### Exercise aim
Leave out the pictures and transcribe everything else exactly.

### Items

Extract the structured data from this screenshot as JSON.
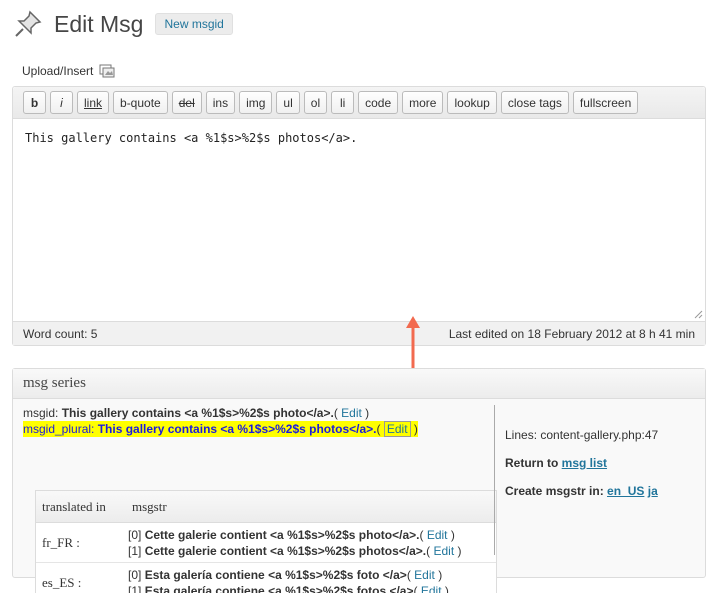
{
  "header": {
    "title": "Edit Msg",
    "new_button": "New msgid"
  },
  "upload": {
    "label": "Upload/Insert"
  },
  "toolbar": {
    "buttons": [
      "b",
      "i",
      "link",
      "b-quote",
      "del",
      "ins",
      "img",
      "ul",
      "ol",
      "li",
      "code",
      "more",
      "lookup",
      "close tags",
      "fullscreen"
    ]
  },
  "editor": {
    "content": "This gallery contains <a %1$s>%2$s photos</a>.",
    "word_count": "Word count: 5",
    "last_edited": "Last edited on 18 February 2012 at 8 h 41 min"
  },
  "series": {
    "title": "msg series",
    "msgid_key": "msgid: ",
    "msgid_value": "This gallery contains <a %1$s>%2$s photo</a>.",
    "msgid_plural_key": "msgid_plural: ",
    "msgid_plural_value": "This gallery contains <a %1$s>%2$s photos</a>.",
    "edit_label": "Edit",
    "open_paren": "( ",
    "close_paren": " )",
    "table_headers": {
      "lang": "translated in",
      "str": "msgstr"
    },
    "translations": [
      {
        "lang": "fr_FR :",
        "forms": [
          {
            "index": "[0] ",
            "text": "Cette galerie contient <a %1$s>%2$s photo</a>."
          },
          {
            "index": "[1] ",
            "text": "Cette galerie contient <a %1$s>%2$s photos</a>."
          }
        ]
      },
      {
        "lang": "es_ES :",
        "forms": [
          {
            "index": "[0] ",
            "text": "Esta galería contiene <a %1$s>%2$s foto </a>"
          },
          {
            "index": "[1] ",
            "text": "Esta galería contiene <a %1$s>%2$s fotos </a>"
          }
        ]
      }
    ],
    "lines": "Lines: content-gallery.php:47",
    "return_label": "Return to ",
    "return_link": "msg list",
    "create_label": "Create msgstr in:  ",
    "create_link_1": "en_US",
    "create_link_2": "ja"
  },
  "colors": {
    "link": "#21759b",
    "highlight": "#ffff00",
    "plural_text": "#1a1adf",
    "arrow": "#f26a4f"
  }
}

### Solution below
Extract the structured data from this screenshot as JSON.
{
  "header": {
    "title": "Edit Msg",
    "new_button": "New msgid"
  },
  "upload": {
    "label": "Upload/Insert"
  },
  "toolbar": {
    "buttons": [
      "b",
      "i",
      "link",
      "b-quote",
      "del",
      "ins",
      "img",
      "ul",
      "ol",
      "li",
      "code",
      "more",
      "lookup",
      "close tags",
      "fullscreen"
    ]
  },
  "editor": {
    "content": "This gallery contains <a %1$s>%2$s photos</a>.",
    "word_count": "Word count: 5",
    "last_edited": "Last edited on 18 February 2012 at 8 h 41 min"
  },
  "series": {
    "title": "msg series",
    "msgid_key": "msgid: ",
    "msgid_value": "This gallery contains <a %1$s>%2$s photo</a>.",
    "msgid_plural_key": "msgid_plural: ",
    "msgid_plural_value": "This gallery contains <a %1$s>%2$s photos</a>.",
    "edit_label": "Edit",
    "open_paren": "( ",
    "close_paren": " )",
    "table_headers": {
      "lang": "translated in",
      "str": "msgstr"
    },
    "translations": [
      {
        "lang": "fr_FR :",
        "forms": [
          {
            "index": "[0] ",
            "text": "Cette galerie contient <a %1$s>%2$s photo</a>."
          },
          {
            "index": "[1] ",
            "text": "Cette galerie contient <a %1$s>%2$s photos</a>."
          }
        ]
      },
      {
        "lang": "es_ES :",
        "forms": [
          {
            "index": "[0] ",
            "text": "Esta galería contiene <a %1$s>%2$s foto </a>"
          },
          {
            "index": "[1] ",
            "text": "Esta galería contiene <a %1$s>%2$s fotos </a>"
          }
        ]
      }
    ],
    "lines": "Lines: content-gallery.php:47",
    "return_label": "Return to ",
    "return_link": "msg list",
    "create_label": "Create msgstr in:  ",
    "create_link_1": "en_US",
    "create_link_2": "ja"
  },
  "colors": {
    "link": "#21759b",
    "highlight": "#ffff00",
    "plural_text": "#1a1adf",
    "arrow": "#f26a4f"
  }
}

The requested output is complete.